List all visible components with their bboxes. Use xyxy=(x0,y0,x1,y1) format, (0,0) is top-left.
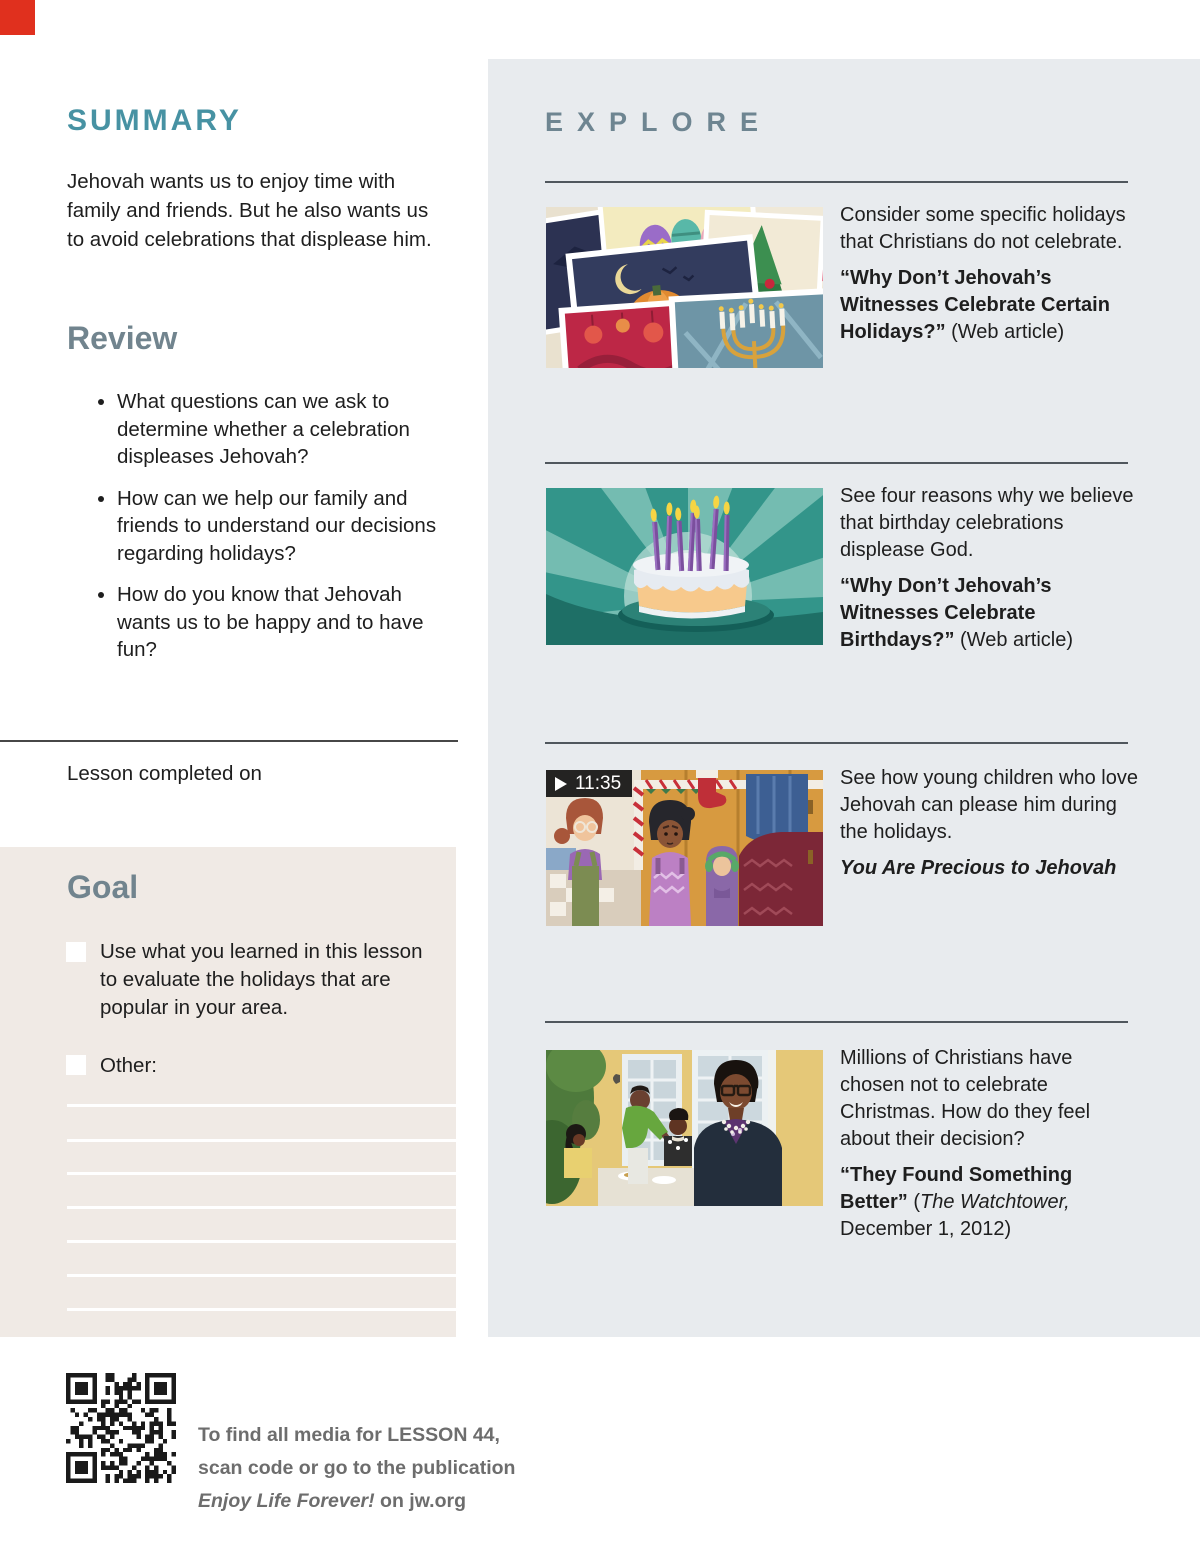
writing-line[interactable] xyxy=(67,1206,456,1209)
goal-title: Goal xyxy=(67,869,139,905)
explore-divider xyxy=(545,742,1128,744)
writing-line[interactable] xyxy=(67,1104,456,1107)
summary-text: Jehovah wants us to enjoy time with family and friends. But he also wants us to avoid celebrations that displease him. xyxy=(67,170,432,251)
video-duration-badge xyxy=(546,770,632,797)
publication-title-text: “They Found Something Better” xyxy=(840,1164,1073,1213)
explore-item xyxy=(840,765,1142,882)
publication-title xyxy=(840,265,1142,346)
publication-note: (Web article) xyxy=(945,321,1065,343)
review-title: Review xyxy=(67,320,178,356)
video-duration: 11:35 xyxy=(575,772,622,794)
qr-caption-line2: scan code or go to the publication xyxy=(198,1457,516,1479)
review-item: • How do you know that Jehovah wants us to be happy and to have fun? xyxy=(117,581,450,664)
article-thumbnail-birthday-cake[interactable] xyxy=(546,488,823,645)
explore-divider xyxy=(545,462,1128,464)
qr-caption xyxy=(198,1419,528,1518)
writing-line[interactable] xyxy=(67,1274,456,1277)
explore-divider xyxy=(545,1021,1128,1023)
publication-note-pre: ( xyxy=(907,1191,921,1213)
explore-item xyxy=(840,1045,1142,1243)
publication-note-date: December 1, 2012) xyxy=(840,1218,1012,1240)
publication-title-text: “Why Don’t Jehovah’s Witnesses Celebrate Certain Holidays?” xyxy=(840,267,1110,343)
writing-line[interactable] xyxy=(67,1308,456,1311)
publication-title xyxy=(840,573,1142,654)
goal-option-1-label: Use what you learned in this lesson to evaluate the holidays that are popular in your area. xyxy=(100,940,423,1019)
writing-line[interactable] xyxy=(67,1139,456,1142)
goal-option-2-label: Other: xyxy=(100,1054,157,1077)
video-title: You Are Precious to Jehovah xyxy=(840,857,1117,879)
item-description: Millions of Christians have chosen not to celebrate Christmas. How do they feel about their decision? xyxy=(840,1047,1091,1150)
explore-title: EXPLORE xyxy=(545,107,773,137)
photo-thumbnail-family[interactable] xyxy=(546,1050,823,1206)
qr-code xyxy=(66,1373,176,1483)
kid-headphones xyxy=(705,846,739,926)
review-item: • How can we help our family and friends to understand our decisions regarding holidays? xyxy=(117,485,450,568)
item-description: Consider some specific holidays that Christians do not celebrate. xyxy=(840,204,1126,253)
publication-title xyxy=(840,1162,1142,1243)
menorah-card xyxy=(672,291,823,368)
girl-center xyxy=(649,800,695,926)
writing-line[interactable] xyxy=(67,1172,456,1175)
explore-divider xyxy=(545,181,1128,183)
review-list xyxy=(90,388,450,678)
lesson-completed-label: Lesson completed on xyxy=(67,762,262,785)
publication-note: (Web article) xyxy=(954,629,1074,651)
explore-item xyxy=(840,483,1142,654)
goal-checkbox-2[interactable] xyxy=(66,1055,86,1075)
qr-caption-line3 xyxy=(198,1485,528,1518)
completed-divider xyxy=(0,740,458,742)
review-item: • What questions can we ask to determine whether a celebration displeases Jehovah? xyxy=(117,388,450,471)
qr-caption-line3-rest: on jw.org xyxy=(374,1490,466,1512)
publication-name: Enjoy Life Forever! xyxy=(198,1490,375,1512)
goal-checkbox-1[interactable] xyxy=(66,942,86,962)
candy-cane-frame xyxy=(634,780,643,870)
qr-caption-line1: To find all media for LESSON 44, xyxy=(198,1424,500,1446)
red-corner-marker xyxy=(0,0,35,35)
explore-panel xyxy=(488,59,1200,1337)
item-description: See how young children who love Jehovah can please him during the holidays. xyxy=(840,767,1138,843)
writing-line[interactable] xyxy=(67,1240,456,1243)
goal-panel xyxy=(0,847,456,1337)
publication-note-magazine: The Watchtower, xyxy=(920,1191,1070,1213)
article-thumbnail-holiday-collage[interactable] xyxy=(546,207,823,368)
summary-title: SUMMARY xyxy=(67,104,242,137)
play-icon xyxy=(555,777,567,791)
item-description: See four reasons why we believe that birthday celebrations displease God. xyxy=(840,485,1134,561)
explore-item xyxy=(840,202,1142,346)
publication-title-text: “Why Don’t Jehovah’s Witnesses Celebrate Birthdays?” xyxy=(840,575,1052,651)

■ ■ ■ ■ ■ ■ ■

• _GIVEN TASK_: Write out all of the lines above word for word, leaving out the pictures.

• _IN RESPONSE_:
List all visible components with their bboxes. Use xyxy=(x0,y0,x1,y1) format, (0,0) is top-left.
writing-line[interactable] xyxy=(67,1206,456,1209)
goal-title: Goal xyxy=(67,869,139,905)
explore-divider xyxy=(545,742,1128,744)
writing-line[interactable] xyxy=(67,1104,456,1107)
summary-text: Jehovah wants us to enjoy time with family and friends. But he also wants us to avoid celebrations that displease him. xyxy=(67,170,432,251)
video-duration-badge xyxy=(546,770,632,797)
publication-title-text: “They Found Something Better” xyxy=(840,1164,1073,1213)
explore-item xyxy=(840,765,1142,882)
publication-title xyxy=(840,265,1142,346)
publication-note: (Web article) xyxy=(945,321,1065,343)
review-title: Review xyxy=(67,320,178,356)
video-duration: 11:35 xyxy=(575,772,622,794)
qr-caption-line2: scan code or go to the publication xyxy=(198,1457,516,1479)
review-item: • How do you know that Jehovah wants us to be happy and to have fun? xyxy=(117,581,450,664)
article-thumbnail-birthday-cake[interactable] xyxy=(546,488,823,645)
explore-divider xyxy=(545,462,1128,464)
qr-caption xyxy=(198,1419,528,1518)
writing-line[interactable] xyxy=(67,1274,456,1277)
explore-divider xyxy=(545,1021,1128,1023)
publication-note-pre: ( xyxy=(907,1191,921,1213)
explore-item xyxy=(840,1045,1142,1243)
publication-note-date: December 1, 2012) xyxy=(840,1218,1012,1240)
publication-title-text: “Why Don’t Jehovah’s Witnesses Celebrate Certain Holidays?” xyxy=(840,267,1110,343)
writing-line[interactable] xyxy=(67,1308,456,1311)
publication-title xyxy=(840,573,1142,654)
goal-option-1-label: Use what you learned in this lesson to evaluate the holidays that are popular in your area. xyxy=(100,940,423,1019)
writing-line[interactable] xyxy=(67,1139,456,1142)
goal-option-2-label: Other: xyxy=(100,1054,157,1077)
video-title: You Are Precious to Jehovah xyxy=(840,857,1117,879)
item-description: Millions of Christians have chosen not to celebrate Christmas. How do they feel about their decision? xyxy=(840,1047,1091,1150)
explore-title: EXPLORE xyxy=(545,107,773,137)
photo-thumbnail-family[interactable] xyxy=(546,1050,823,1206)
qr-code xyxy=(66,1373,176,1483)
kid-headphones xyxy=(705,846,739,926)
review-item: • How can we help our family and friends to understand our decisions regarding holidays? xyxy=(117,485,450,568)
item-description: Consider some specific holidays that Christians do not celebrate. xyxy=(840,204,1126,253)
publication-title xyxy=(840,1162,1142,1243)
menorah-card xyxy=(672,291,823,368)
girl-center xyxy=(649,800,695,926)
writing-line[interactable] xyxy=(67,1172,456,1175)
explore-divider xyxy=(545,181,1128,183)
review-list xyxy=(90,388,450,678)
lesson-completed-label: Lesson completed on xyxy=(67,762,262,785)
publication-note: (Web article) xyxy=(954,629,1074,651)
explore-item xyxy=(840,483,1142,654)
goal-checkbox-2[interactable] xyxy=(66,1055,86,1075)
qr-caption-line3 xyxy=(198,1485,528,1518)
completed-divider xyxy=(0,740,458,742)
review-item: • What questions can we ask to determine whether a celebration displeases Jehovah? xyxy=(117,388,450,471)
qr-caption-line3-rest: on jw.org xyxy=(374,1490,466,1512)
publication-name: Enjoy Life Forever! xyxy=(198,1490,375,1512)
goal-checkbox-1[interactable] xyxy=(66,942,86,962)
candy-cane-frame xyxy=(634,780,643,870)
qr-caption-line1: To find all media for LESSON 44, xyxy=(198,1424,500,1446)
red-corner-marker xyxy=(0,0,35,35)
explore-panel xyxy=(488,59,1200,1337)
item-description: See how young children who love Jehovah can please him during the holidays. xyxy=(840,767,1138,843)
writing-line[interactable] xyxy=(67,1240,456,1243)
goal-panel xyxy=(0,847,456,1337)
publication-note-magazine: The Watchtower, xyxy=(920,1191,1070,1213)
article-thumbnail-holiday-collage[interactable] xyxy=(546,207,823,368)
summary-title: SUMMARY xyxy=(67,104,242,137)
play-icon xyxy=(555,777,567,791)
item-description: See four reasons why we believe that birthday celebrations displease God. xyxy=(840,485,1134,561)
explore-item xyxy=(840,202,1142,346)
publication-title-text: “Why Don’t Jehovah’s Witnesses Celebrate Birthdays?” xyxy=(840,575,1052,651)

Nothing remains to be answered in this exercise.